REQUIREMENT> Please read the comment thread below and state how many fans, under the sales model, would need to buy an album to give comparable income.

TEXT SEGMENT>
——
Under the sales model, they'd need 1 album every two years, and 120 fans willing to purchase that album for comparable income.

@lastfuture But is being acknowledged as an artist not the point of art? Spotify does that. As for monetary reward — you're talking job not art. There are surer ways to earn a living than music.

IMO, being a musician in top 10% of Spotify or an artist altogether is a luxury. Gives you lots of bragging rights similar to, say, a Benley. Both will cost you a premium though. Being e.g. an engineer is much less hip but pays the bills.But it's not as hip as being in top 10% of Spotify. Choose wisely.

@erik art is not single purpose, it's multi-faceted. Is being recognized for your code contributions the point of being a programmer? Ask one who works in-house at a large corporation, one that is scraping by with freelance web development and one that contributes a lot to open source projects and they will give you different answers

@lastfuture Well, some purposes are better served with art than the others. Social aspect is well-served: it's more fancy to be a musician than programmer. Monetary aspect is more of a lottery though: for every millionaire there are thousands of part-time waiters. For programmers less celebrities, more stable income.

There's always a trade-off. Spotify is just a medium to connect artist with the audience. The artist didn't get much money out of it, but a ton of bragging rights about top 10%.

@lastfuture
That's what I call a satisfied market. Keep the sheer number of artists in mind while comparing to CD-selling decades!

How much does the bandcamp Top10 make?
——
(Page segmentation data)
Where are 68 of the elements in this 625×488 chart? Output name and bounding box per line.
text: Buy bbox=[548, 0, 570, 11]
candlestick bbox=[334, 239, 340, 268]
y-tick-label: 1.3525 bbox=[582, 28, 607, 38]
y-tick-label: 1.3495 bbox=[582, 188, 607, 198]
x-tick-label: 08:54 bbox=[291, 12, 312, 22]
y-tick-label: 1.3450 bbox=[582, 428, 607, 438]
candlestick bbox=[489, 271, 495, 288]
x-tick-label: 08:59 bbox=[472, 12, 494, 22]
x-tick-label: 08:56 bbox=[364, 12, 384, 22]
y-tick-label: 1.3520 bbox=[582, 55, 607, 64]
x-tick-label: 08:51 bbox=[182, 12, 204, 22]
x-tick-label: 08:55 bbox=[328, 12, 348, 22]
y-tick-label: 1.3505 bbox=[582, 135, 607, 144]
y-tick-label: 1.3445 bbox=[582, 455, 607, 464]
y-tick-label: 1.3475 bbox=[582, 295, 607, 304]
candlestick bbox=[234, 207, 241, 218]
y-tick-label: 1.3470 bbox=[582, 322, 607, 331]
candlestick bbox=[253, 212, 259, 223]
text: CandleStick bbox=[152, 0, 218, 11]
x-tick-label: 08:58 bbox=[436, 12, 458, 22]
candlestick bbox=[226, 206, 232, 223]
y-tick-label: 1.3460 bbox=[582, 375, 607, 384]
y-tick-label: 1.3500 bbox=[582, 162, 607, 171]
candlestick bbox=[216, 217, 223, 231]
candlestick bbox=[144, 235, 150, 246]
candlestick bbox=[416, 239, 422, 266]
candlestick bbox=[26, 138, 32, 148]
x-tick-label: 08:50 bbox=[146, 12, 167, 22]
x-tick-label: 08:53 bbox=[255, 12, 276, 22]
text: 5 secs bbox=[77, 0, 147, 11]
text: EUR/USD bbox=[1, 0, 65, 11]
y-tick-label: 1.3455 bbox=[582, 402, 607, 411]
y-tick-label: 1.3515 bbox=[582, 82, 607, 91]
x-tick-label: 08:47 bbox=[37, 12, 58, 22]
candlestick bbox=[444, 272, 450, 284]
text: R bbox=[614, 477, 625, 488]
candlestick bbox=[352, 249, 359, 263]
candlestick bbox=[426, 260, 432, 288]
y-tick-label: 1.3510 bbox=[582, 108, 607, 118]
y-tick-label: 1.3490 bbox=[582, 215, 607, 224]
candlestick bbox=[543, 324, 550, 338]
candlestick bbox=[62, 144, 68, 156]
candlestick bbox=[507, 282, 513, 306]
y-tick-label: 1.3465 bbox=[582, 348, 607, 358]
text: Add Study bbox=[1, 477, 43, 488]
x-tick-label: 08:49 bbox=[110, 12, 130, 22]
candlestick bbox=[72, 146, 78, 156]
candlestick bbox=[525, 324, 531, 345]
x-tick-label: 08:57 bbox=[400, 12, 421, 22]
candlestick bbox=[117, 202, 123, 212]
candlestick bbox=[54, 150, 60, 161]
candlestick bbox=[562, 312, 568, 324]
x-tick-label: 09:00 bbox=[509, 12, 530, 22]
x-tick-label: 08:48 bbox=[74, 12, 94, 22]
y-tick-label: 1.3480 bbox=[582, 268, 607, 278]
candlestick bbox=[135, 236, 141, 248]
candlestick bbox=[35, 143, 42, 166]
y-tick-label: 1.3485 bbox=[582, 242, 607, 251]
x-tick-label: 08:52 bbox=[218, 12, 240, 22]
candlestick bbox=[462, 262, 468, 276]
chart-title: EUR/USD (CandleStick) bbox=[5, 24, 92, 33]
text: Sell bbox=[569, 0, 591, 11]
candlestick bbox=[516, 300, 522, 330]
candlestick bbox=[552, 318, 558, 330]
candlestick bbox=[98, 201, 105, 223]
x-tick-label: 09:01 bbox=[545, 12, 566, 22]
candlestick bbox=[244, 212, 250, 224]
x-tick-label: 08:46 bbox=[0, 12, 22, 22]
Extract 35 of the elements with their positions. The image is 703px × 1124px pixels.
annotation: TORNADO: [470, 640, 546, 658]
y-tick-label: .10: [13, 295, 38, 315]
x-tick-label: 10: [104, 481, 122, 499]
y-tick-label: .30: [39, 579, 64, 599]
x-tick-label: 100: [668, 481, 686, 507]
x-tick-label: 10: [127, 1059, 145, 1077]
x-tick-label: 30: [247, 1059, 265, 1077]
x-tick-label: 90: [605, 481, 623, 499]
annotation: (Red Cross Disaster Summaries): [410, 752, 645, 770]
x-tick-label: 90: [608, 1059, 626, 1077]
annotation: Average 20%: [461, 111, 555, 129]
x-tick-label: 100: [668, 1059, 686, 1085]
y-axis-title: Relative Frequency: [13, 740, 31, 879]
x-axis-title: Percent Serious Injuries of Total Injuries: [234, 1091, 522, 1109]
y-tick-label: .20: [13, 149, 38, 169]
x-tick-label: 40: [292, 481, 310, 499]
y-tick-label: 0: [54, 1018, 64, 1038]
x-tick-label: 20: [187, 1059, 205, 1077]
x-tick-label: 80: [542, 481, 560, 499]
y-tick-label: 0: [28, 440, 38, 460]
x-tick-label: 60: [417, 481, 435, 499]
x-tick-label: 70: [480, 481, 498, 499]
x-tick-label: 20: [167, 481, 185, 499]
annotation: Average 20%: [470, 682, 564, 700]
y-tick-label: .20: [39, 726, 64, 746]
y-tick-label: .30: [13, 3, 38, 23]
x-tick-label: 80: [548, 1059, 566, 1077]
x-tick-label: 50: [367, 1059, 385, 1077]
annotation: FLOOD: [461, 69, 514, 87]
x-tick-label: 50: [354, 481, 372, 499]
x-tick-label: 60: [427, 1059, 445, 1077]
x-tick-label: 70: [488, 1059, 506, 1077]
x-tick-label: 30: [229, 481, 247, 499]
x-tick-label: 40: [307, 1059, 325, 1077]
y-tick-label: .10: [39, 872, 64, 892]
——
ANSWER BOX> 120 fans, buying one album released every two years.